» **Brief**:
Please quote the material exactly, every line of it.

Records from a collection
-=-=-

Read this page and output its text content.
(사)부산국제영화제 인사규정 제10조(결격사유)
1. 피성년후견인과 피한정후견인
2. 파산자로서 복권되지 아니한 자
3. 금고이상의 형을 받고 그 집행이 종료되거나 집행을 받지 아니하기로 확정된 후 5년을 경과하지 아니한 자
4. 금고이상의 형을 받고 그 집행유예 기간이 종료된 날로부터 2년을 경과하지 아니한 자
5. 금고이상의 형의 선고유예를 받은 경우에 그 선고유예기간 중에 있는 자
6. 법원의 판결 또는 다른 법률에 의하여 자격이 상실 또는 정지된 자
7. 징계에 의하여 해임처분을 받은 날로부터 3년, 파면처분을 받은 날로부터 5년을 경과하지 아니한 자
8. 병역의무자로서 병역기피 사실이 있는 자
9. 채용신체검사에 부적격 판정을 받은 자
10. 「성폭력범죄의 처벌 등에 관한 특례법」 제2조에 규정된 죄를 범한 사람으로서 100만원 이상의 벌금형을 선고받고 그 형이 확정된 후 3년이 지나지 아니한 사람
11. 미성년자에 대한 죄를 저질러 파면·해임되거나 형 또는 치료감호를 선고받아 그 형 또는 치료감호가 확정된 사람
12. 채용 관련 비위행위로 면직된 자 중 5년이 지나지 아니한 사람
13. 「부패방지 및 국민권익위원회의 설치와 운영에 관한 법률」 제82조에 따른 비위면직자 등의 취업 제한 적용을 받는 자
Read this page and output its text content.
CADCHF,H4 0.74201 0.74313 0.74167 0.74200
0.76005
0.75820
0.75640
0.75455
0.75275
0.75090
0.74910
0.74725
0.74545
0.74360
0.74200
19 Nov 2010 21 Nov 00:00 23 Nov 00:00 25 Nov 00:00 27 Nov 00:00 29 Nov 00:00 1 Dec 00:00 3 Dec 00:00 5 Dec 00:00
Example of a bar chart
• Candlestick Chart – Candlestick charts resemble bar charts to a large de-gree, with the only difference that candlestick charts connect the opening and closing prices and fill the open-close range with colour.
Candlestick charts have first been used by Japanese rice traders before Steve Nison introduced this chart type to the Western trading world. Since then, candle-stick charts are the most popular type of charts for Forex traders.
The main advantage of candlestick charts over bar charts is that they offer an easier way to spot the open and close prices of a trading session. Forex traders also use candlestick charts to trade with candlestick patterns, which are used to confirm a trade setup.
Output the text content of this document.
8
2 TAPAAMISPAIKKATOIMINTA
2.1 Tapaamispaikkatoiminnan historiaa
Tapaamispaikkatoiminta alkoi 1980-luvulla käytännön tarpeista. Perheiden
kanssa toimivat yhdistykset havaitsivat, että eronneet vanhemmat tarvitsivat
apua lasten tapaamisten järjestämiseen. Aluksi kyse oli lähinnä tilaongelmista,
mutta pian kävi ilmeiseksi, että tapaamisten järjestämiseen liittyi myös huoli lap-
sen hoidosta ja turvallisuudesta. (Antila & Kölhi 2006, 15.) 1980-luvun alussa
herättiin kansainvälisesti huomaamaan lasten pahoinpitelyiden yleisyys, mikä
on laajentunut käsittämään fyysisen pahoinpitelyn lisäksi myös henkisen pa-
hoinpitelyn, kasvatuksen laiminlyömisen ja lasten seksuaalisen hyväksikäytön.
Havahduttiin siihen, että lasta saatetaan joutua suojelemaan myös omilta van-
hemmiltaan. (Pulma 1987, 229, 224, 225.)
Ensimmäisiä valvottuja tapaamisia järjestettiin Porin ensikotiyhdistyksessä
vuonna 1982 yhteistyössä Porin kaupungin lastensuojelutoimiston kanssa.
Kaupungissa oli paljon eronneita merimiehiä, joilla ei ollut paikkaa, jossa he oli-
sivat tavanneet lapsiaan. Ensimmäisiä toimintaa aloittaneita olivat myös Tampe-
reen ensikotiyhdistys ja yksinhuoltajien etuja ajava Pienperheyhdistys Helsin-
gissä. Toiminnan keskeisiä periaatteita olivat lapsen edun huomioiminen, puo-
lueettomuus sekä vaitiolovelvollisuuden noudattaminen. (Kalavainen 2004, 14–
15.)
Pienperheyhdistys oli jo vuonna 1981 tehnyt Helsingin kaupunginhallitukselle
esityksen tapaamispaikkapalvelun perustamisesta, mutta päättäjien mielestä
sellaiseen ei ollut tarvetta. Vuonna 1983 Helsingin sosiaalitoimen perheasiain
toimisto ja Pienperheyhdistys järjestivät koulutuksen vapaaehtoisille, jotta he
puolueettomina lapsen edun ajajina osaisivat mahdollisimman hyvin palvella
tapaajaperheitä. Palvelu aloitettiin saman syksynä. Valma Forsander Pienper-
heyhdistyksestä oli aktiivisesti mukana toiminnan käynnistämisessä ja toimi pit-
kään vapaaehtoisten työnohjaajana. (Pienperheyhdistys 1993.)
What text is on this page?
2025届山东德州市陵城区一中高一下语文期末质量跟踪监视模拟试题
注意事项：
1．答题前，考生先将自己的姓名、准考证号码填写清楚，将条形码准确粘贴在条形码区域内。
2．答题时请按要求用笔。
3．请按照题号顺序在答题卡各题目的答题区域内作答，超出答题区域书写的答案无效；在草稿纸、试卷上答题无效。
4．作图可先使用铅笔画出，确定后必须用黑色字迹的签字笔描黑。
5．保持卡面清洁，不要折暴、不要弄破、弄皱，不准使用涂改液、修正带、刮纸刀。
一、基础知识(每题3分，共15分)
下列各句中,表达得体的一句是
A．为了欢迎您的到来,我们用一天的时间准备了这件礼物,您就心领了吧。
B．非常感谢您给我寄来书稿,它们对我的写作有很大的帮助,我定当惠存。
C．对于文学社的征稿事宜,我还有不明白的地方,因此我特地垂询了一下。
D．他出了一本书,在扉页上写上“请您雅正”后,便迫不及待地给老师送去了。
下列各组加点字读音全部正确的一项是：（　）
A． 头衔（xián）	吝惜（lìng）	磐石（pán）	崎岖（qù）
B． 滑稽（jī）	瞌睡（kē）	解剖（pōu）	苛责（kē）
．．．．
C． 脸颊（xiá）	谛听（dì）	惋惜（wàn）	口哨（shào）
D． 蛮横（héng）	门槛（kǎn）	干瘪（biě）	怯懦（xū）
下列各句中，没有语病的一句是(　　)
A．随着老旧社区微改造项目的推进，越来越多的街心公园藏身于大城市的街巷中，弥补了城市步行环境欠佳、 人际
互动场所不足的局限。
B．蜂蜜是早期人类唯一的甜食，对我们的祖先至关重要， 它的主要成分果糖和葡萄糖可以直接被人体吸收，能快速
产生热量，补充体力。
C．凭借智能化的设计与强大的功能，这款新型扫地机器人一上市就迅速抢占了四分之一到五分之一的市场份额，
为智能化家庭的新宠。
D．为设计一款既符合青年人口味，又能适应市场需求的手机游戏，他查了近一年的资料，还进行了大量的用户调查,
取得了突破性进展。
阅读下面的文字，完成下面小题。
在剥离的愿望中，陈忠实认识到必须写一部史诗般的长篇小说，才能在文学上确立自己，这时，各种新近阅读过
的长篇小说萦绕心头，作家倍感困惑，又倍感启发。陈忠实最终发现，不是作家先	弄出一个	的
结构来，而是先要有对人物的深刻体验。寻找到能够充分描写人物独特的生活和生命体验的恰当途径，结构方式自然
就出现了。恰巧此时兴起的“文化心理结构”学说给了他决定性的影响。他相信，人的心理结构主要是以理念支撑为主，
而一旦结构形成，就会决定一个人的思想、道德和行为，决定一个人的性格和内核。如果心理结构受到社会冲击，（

-=-=-

» **Solution to this exercise**:
Read this page and output its text content.
(사)부산국제영화제 인사규정 제10조(결격사유)
1. 피성년후견인과 피한정후견인
2. 파산자로서 복권되지 아니한 자
3. 금고이상의 형을 받고 그 집행이 종료되거나 집행을 받지 아니하기로 확정된 후 5년을 경과하지 아니한 자
4. 금고이상의 형을 받고 그 집행유예 기간이 종료된 날로부터 2년을 경과하지 아니한 자
5. 금고이상의 형의 선고유예를 받은 경우에 그 선고유예기간 중에 있는 자
6. 법원의 판결 또는 다른 법률에 의하여 자격이 상실 또는 정지된 자
7. 징계에 의하여 해임처분을 받은 날로부터 3년, 파면처분을 받은 날로부터 5년을 경과하지 아니한 자
8. 병역의무자로서 병역기피 사실이 있는 자
9. 채용신체검사에 부적격 판정을 받은 자
10. 「성폭력범죄의 처벌 등에 관한 특례법」 제2조에 규정된 죄를 범한 사람으로서 100만원 이상의 벌금형을 선고받고 그 형이 확정된 후 3년이 지나지 아니한 사람
11. 미성년자에 대한 죄를 저질러 파면·해임되거나 형 또는 치료감호를 선고받아 그 형 또는 치료감호가 확정된 사람
12. 채용 관련 비위행위로 면직된 자 중 5년이 지나지 아니한 사람
13. 「부패방지 및 국민권익위원회의 설치와 운영에 관한 법률」 제82조에 따른 비위면직자 등의 취업 제한 적용을 받는 자
Read this page and output its text content.
CADCHF,H4 0.74201 0.74313 0.74167 0.74200
0.76005
0.75820
0.75640
0.75455
0.75275
0.75090
0.74910
0.74725
0.74545
0.74360
0.74200
19 Nov 2010 21 Nov 00:00 23 Nov 00:00 25 Nov 00:00 27 Nov 00:00 29 Nov 00:00 1 Dec 00:00 3 Dec 00:00 5 Dec 00:00
Example of a bar chart
• Candlestick Chart – Candlestick charts resemble bar charts to a large de-gree, with the only difference that candlestick charts connect the opening and closing prices and fill the open-close range with colour.
Candlestick charts have first been used by Japanese rice traders before Steve Nison introduced this chart type to the Western trading world. Since then, candle-stick charts are the most popular type of charts for Forex traders.
The main advantage of candlestick charts over bar charts is that they offer an easier way to spot the open and close prices of a trading session. Forex traders also use candlestick charts to trade with candlestick patterns, which are used to confirm a trade setup.
Output the text content of this document.
8
2 TAPAAMISPAIKKATOIMINTA
2.1 Tapaamispaikkatoiminnan historiaa
Tapaamispaikkatoiminta alkoi 1980-luvulla käytännön tarpeista. Perheiden
kanssa toimivat yhdistykset havaitsivat, että eronneet vanhemmat tarvitsivat
apua lasten tapaamisten järjestämiseen. Aluksi kyse oli lähinnä tilaongelmista,
mutta pian kävi ilmeiseksi, että tapaamisten järjestämiseen liittyi myös huoli lap-
sen hoidosta ja turvallisuudesta. (Antila & Kölhi 2006, 15.) 1980-luvun alussa
herättiin kansainvälisesti huomaamaan lasten pahoinpitelyiden yleisyys, mikä
on laajentunut käsittämään fyysisen pahoinpitelyn lisäksi myös henkisen pa-
hoinpitelyn, kasvatuksen laiminlyömisen ja lasten seksuaalisen hyväksikäytön.
Havahduttiin siihen, että lasta saatetaan joutua suojelemaan myös omilta van-
hemmiltaan. (Pulma 1987, 229, 224, 225.)
Ensimmäisiä valvottuja tapaamisia järjestettiin Porin ensikotiyhdistyksessä
vuonna 1982 yhteistyössä Porin kaupungin lastensuojelutoimiston kanssa.
Kaupungissa oli paljon eronneita merimiehiä, joilla ei ollut paikkaa, jossa he oli-
sivat tavanneet lapsiaan. Ensimmäisiä toimintaa aloittaneita olivat myös Tampe-
reen ensikotiyhdistys ja yksinhuoltajien etuja ajava Pienperheyhdistys Helsin-
gissä. Toiminnan keskeisiä periaatteita olivat lapsen edun huomioiminen, puo-
lueettomuus sekä vaitiolovelvollisuuden noudattaminen. (Kalavainen 2004, 14–
15.)
Pienperheyhdistys oli jo vuonna 1981 tehnyt Helsingin kaupunginhallitukselle
esityksen tapaamispaikkapalvelun perustamisesta, mutta päättäjien mielestä
sellaiseen ei ollut tarvetta. Vuonna 1983 Helsingin sosiaalitoimen perheasiain
toimisto ja Pienperheyhdistys järjestivät koulutuksen vapaaehtoisille, jotta he
puolueettomina lapsen edun ajajina osaisivat mahdollisimman hyvin palvella
tapaajaperheitä. Palvelu aloitettiin saman syksynä. Valma Forsander Pienper-
heyhdistyksestä oli aktiivisesti mukana toiminnan käynnistämisessä ja toimi pit-
kään vapaaehtoisten työnohjaajana. (Pienperheyhdistys 1993.)
What text is on this page?
2025届山东德州市陵城区一中高一下语文期末质量跟踪监视模拟试题
注意事项：
1．答题前，考生先将自己的姓名、准考证号码填写清楚，将条形码准确粘贴在条形码区域内。
2．答题时请按要求用笔。
3．请按照题号顺序在答题卡各题目的答题区域内作答，超出答题区域书写的答案无效；在草稿纸、试卷上答题无效。
4．作图可先使用铅笔画出，确定后必须用黑色字迹的签字笔描黑。
5．保持卡面清洁，不要折暴、不要弄破、弄皱，不准使用涂改液、修正带、刮纸刀。
一、基础知识(每题3分，共15分)
下列各句中,表达得体的一句是
A．为了欢迎您的到来,我们用一天的时间准备了这件礼物,您就心领了吧。
B．非常感谢您给我寄来书稿,它们对我的写作有很大的帮助,我定当惠存。
C．对于文学社的征稿事宜,我还有不明白的地方,因此我特地垂询了一下。
D．他出了一本书,在扉页上写上“请您雅正”后,便迫不及待地给老师送去了。
下列各组加点字读音全部正确的一项是：（　）
A． 头衔（xián）	吝惜（lìng）	磐石（pán）	崎岖（qù）
B． 滑稽（jī）	瞌睡（kē）	解剖（pōu）	苛责（kē）
．．．．
C． 脸颊（xiá）	谛听（dì）	惋惜（wàn）	口哨（shào）
D． 蛮横（héng）	门槛（kǎn）	干瘪（biě）	怯懦（xū）
下列各句中，没有语病的一句是(　　)
A．随着老旧社区微改造项目的推进，越来越多的街心公园藏身于大城市的街巷中，弥补了城市步行环境欠佳、 人际
互动场所不足的局限。
B．蜂蜜是早期人类唯一的甜食，对我们的祖先至关重要， 它的主要成分果糖和葡萄糖可以直接被人体吸收，能快速
产生热量，补充体力。
C．凭借智能化的设计与强大的功能，这款新型扫地机器人一上市就迅速抢占了四分之一到五分之一的市场份额，
为智能化家庭的新宠。
D．为设计一款既符合青年人口味，又能适应市场需求的手机游戏，他查了近一年的资料，还进行了大量的用户调查,
取得了突破性进展。
阅读下面的文字，完成下面小题。
在剥离的愿望中，陈忠实认识到必须写一部史诗般的长篇小说，才能在文学上确立自己，这时，各种新近阅读过
的长篇小说萦绕心头，作家倍感困惑，又倍感启发。陈忠实最终发现，不是作家先	弄出一个	的
结构来，而是先要有对人物的深刻体验。寻找到能够充分描写人物独特的生活和生命体验的恰当途径，结构方式自然
就出现了。恰巧此时兴起的“文化心理结构”学说给了他决定性的影响。他相信，人的心理结构主要是以理念支撑为主，
而一旦结构形成，就会决定一个人的思想、道德和行为，决定一个人的性格和内核。如果心理结构受到社会冲击，（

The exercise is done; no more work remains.